EXERCISE: Copy out every line exactly, passing over the pictures.

SUPPLIED DATA:
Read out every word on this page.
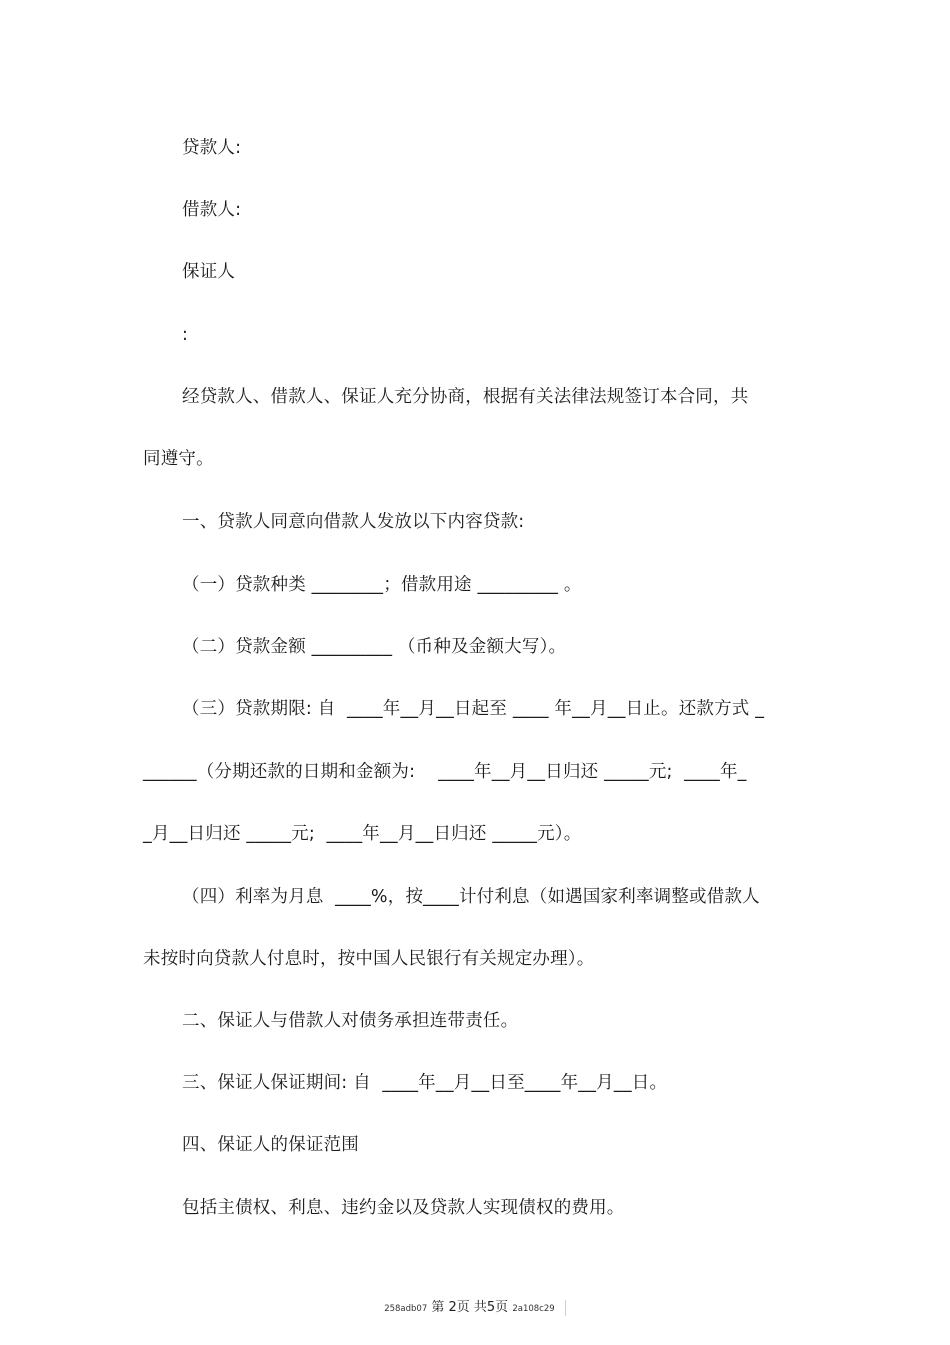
贷款人:
借款人:
保证人
:
经贷款人、借款人、保证人充分协商，根据有关法律法规签订本合同，共
同遵守。
一、贷款人同意向借款人发放以下内容贷款:
（一）贷款种类 ________；借款用途 _________ 。
（二）贷款金额 _________ （币种及金额大写）。
（三）贷款期限: 自  ____年__月__日起至 ____ 年__月__日止。还款方式 _
______（分期还款的日期和金额为:    ____年__月__日归还 _____元;  ____年_
_月__日归还 _____元;  ____年__月__日归还 _____元）。
（四）利率为月息  ____%，按____计付利息（如遇国家利率调整或借款人
未按时向贷款人付息时，按中国人民银行有关规定办理）。
二、保证人与借款人对债务承担连带责任。
三、保证人保证期间: 自  ____年__月__日至____年__月__日。
四、保证人的保证范围
包括主债权、利息、违约金以及贷款人实现债权的费用。
258adb07 第 2页 共5页 2a108c29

PROBLEM SOLUTION:
Read out every word on this page.
贷款人:
借款人:
保证人
:
经贷款人、借款人、保证人充分协商，根据有关法律法规签订本合同，共
同遵守。
一、贷款人同意向借款人发放以下内容贷款:
（一）贷款种类 ________；借款用途 _________ 。
（二）贷款金额 _________ （币种及金额大写）。
（三）贷款期限: 自  ____年__月__日起至 ____ 年__月__日止。还款方式 _
______（分期还款的日期和金额为:    ____年__月__日归还 _____元;  ____年_
_月__日归还 _____元;  ____年__月__日归还 _____元）。
（四）利率为月息  ____%，按____计付利息（如遇国家利率调整或借款人
未按时向贷款人付息时，按中国人民银行有关规定办理）。
二、保证人与借款人对债务承担连带责任。
三、保证人保证期间: 自  ____年__月__日至____年__月__日。
四、保证人的保证范围
包括主债权、利息、违约金以及贷款人实现债权的费用。
258adb07 第 2页 共5页 2a108c29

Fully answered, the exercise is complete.